WORK TO BE COMPLETED
Please print the full listing exactly.

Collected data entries

^^^^

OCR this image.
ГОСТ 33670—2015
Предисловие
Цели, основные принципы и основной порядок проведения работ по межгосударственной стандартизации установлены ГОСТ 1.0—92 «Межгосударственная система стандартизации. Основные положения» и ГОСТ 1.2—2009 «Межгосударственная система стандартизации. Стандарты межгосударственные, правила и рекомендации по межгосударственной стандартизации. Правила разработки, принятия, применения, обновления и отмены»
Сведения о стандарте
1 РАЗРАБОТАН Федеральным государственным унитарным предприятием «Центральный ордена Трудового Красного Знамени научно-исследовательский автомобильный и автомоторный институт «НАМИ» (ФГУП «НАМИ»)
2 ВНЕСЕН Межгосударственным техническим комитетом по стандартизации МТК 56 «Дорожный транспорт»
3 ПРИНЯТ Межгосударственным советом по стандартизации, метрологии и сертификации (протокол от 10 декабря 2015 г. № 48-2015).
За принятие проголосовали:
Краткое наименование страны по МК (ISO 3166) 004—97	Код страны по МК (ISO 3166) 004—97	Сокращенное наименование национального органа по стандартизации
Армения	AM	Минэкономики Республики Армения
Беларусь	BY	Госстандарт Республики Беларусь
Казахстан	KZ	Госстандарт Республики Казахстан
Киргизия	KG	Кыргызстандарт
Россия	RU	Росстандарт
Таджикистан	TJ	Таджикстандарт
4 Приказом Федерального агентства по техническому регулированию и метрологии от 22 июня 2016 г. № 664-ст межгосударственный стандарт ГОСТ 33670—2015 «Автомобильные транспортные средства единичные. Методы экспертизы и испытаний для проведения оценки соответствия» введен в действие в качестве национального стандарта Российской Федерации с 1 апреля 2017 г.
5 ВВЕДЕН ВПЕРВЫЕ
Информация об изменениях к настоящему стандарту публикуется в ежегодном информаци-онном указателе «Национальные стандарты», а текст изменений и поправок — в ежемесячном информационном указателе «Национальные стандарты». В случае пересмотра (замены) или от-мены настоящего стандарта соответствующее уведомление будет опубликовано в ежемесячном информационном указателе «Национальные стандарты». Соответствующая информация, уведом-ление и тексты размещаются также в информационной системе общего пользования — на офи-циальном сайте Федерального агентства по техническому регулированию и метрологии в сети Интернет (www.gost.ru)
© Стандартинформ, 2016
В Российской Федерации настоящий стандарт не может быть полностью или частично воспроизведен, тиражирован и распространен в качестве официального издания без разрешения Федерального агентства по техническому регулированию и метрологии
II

^^^^

RESULT
OCR this image.
ГОСТ 33670—2015
Предисловие
Цели, основные принципы и основной порядок проведения работ по межгосударственной стандартизации установлены ГОСТ 1.0—92 «Межгосударственная система стандартизации. Основные положения» и ГОСТ 1.2—2009 «Межгосударственная система стандартизации. Стандарты межгосударственные, правила и рекомендации по межгосударственной стандартизации. Правила разработки, принятия, применения, обновления и отмены»
Сведения о стандарте
1 РАЗРАБОТАН Федеральным государственным унитарным предприятием «Центральный ордена Трудового Красного Знамени научно-исследовательский автомобильный и автомоторный институт «НАМИ» (ФГУП «НАМИ»)
2 ВНЕСЕН Межгосударственным техническим комитетом по стандартизации МТК 56 «Дорожный транспорт»
3 ПРИНЯТ Межгосударственным советом по стандартизации, метрологии и сертификации (протокол от 10 декабря 2015 г. № 48-2015).
За принятие проголосовали:
Краткое наименование страны по МК (ISO 3166) 004—97	Код страны по МК (ISO 3166) 004—97	Сокращенное наименование национального органа по стандартизации
Армения	AM	Минэкономики Республики Армения
Беларусь	BY	Госстандарт Республики Беларусь
Казахстан	KZ	Госстандарт Республики Казахстан
Киргизия	KG	Кыргызстандарт
Россия	RU	Росстандарт
Таджикистан	TJ	Таджикстандарт
4 Приказом Федерального агентства по техническому регулированию и метрологии от 22 июня 2016 г. № 664-ст межгосударственный стандарт ГОСТ 33670—2015 «Автомобильные транспортные средства единичные. Методы экспертизы и испытаний для проведения оценки соответствия» введен в действие в качестве национального стандарта Российской Федерации с 1 апреля 2017 г.
5 ВВЕДЕН ВПЕРВЫЕ
Информация об изменениях к настоящему стандарту публикуется в ежегодном информаци-онном указателе «Национальные стандарты», а текст изменений и поправок — в ежемесячном информационном указателе «Национальные стандарты». В случае пересмотра (замены) или от-мены настоящего стандарта соответствующее уведомление будет опубликовано в ежемесячном информационном указателе «Национальные стандарты». Соответствующая информация, уведом-ление и тексты размещаются также в информационной системе общего пользования — на офи-циальном сайте Федерального агентства по техническому регулированию и метрологии в сети Интернет (www.gost.ru)
© Стандартинформ, 2016
В Российской Федерации настоящий стандарт не может быть полностью или частично воспроизведен, тиражирован и распространен в качестве официального издания без разрешения Федерального агентства по техническому регулированию и метрологии
II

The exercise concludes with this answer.